Every record must be transcribed in its entirety, apart from the images, which are to be omitted.

* begin THE DATA *

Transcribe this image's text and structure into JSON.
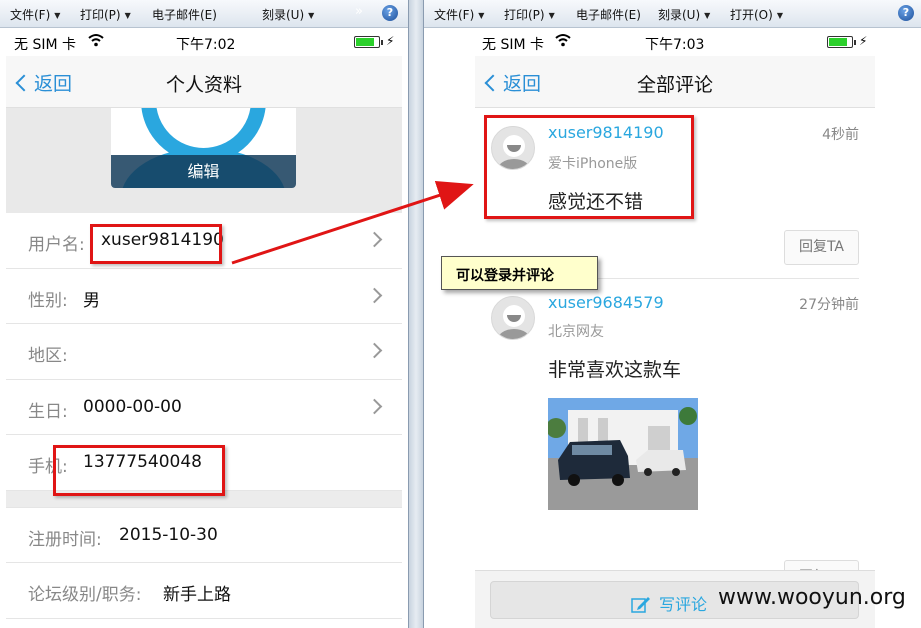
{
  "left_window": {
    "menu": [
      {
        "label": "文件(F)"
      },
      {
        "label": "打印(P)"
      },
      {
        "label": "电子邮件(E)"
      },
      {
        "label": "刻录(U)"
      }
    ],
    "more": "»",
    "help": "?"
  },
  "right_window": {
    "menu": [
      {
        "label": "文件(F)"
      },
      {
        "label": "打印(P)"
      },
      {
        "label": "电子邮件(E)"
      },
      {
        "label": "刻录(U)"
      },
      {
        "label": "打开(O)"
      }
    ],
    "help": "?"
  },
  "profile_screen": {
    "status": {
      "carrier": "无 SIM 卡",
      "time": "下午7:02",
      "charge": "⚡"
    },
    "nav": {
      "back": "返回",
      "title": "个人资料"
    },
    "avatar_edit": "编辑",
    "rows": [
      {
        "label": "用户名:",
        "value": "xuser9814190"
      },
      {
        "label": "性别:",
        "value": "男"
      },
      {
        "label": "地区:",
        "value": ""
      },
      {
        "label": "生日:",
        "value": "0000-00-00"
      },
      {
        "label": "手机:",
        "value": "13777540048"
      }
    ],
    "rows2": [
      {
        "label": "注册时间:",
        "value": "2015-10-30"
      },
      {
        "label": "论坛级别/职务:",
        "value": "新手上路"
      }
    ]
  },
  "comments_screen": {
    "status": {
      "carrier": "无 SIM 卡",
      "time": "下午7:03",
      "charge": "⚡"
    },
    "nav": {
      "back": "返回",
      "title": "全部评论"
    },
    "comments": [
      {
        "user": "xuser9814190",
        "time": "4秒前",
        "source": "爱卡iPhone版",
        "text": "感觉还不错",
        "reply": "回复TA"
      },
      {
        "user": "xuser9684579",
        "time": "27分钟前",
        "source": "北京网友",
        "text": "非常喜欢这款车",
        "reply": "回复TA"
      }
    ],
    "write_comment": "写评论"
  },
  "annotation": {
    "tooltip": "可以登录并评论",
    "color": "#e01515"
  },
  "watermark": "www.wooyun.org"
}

* end THE DATA *

• **ANSWER FOR THE TASK**
Transcribe this image's text and structure into JSON.
{
  "left_window": {
    "menu": [
      {
        "label": "文件(F)"
      },
      {
        "label": "打印(P)"
      },
      {
        "label": "电子邮件(E)"
      },
      {
        "label": "刻录(U)"
      }
    ],
    "more": "»",
    "help": "?"
  },
  "right_window": {
    "menu": [
      {
        "label": "文件(F)"
      },
      {
        "label": "打印(P)"
      },
      {
        "label": "电子邮件(E)"
      },
      {
        "label": "刻录(U)"
      },
      {
        "label": "打开(O)"
      }
    ],
    "help": "?"
  },
  "profile_screen": {
    "status": {
      "carrier": "无 SIM 卡",
      "time": "下午7:02",
      "charge": "⚡"
    },
    "nav": {
      "back": "返回",
      "title": "个人资料"
    },
    "avatar_edit": "编辑",
    "rows": [
      {
        "label": "用户名:",
        "value": "xuser9814190"
      },
      {
        "label": "性别:",
        "value": "男"
      },
      {
        "label": "地区:",
        "value": ""
      },
      {
        "label": "生日:",
        "value": "0000-00-00"
      },
      {
        "label": "手机:",
        "value": "13777540048"
      }
    ],
    "rows2": [
      {
        "label": "注册时间:",
        "value": "2015-10-30"
      },
      {
        "label": "论坛级别/职务:",
        "value": "新手上路"
      }
    ]
  },
  "comments_screen": {
    "status": {
      "carrier": "无 SIM 卡",
      "time": "下午7:03",
      "charge": "⚡"
    },
    "nav": {
      "back": "返回",
      "title": "全部评论"
    },
    "comments": [
      {
        "user": "xuser9814190",
        "time": "4秒前",
        "source": "爱卡iPhone版",
        "text": "感觉还不错",
        "reply": "回复TA"
      },
      {
        "user": "xuser9684579",
        "time": "27分钟前",
        "source": "北京网友",
        "text": "非常喜欢这款车",
        "reply": "回复TA"
      }
    ],
    "write_comment": "写评论"
  },
  "annotation": {
    "tooltip": "可以登录并评论",
    "color": "#e01515"
  },
  "watermark": "www.wooyun.org"
}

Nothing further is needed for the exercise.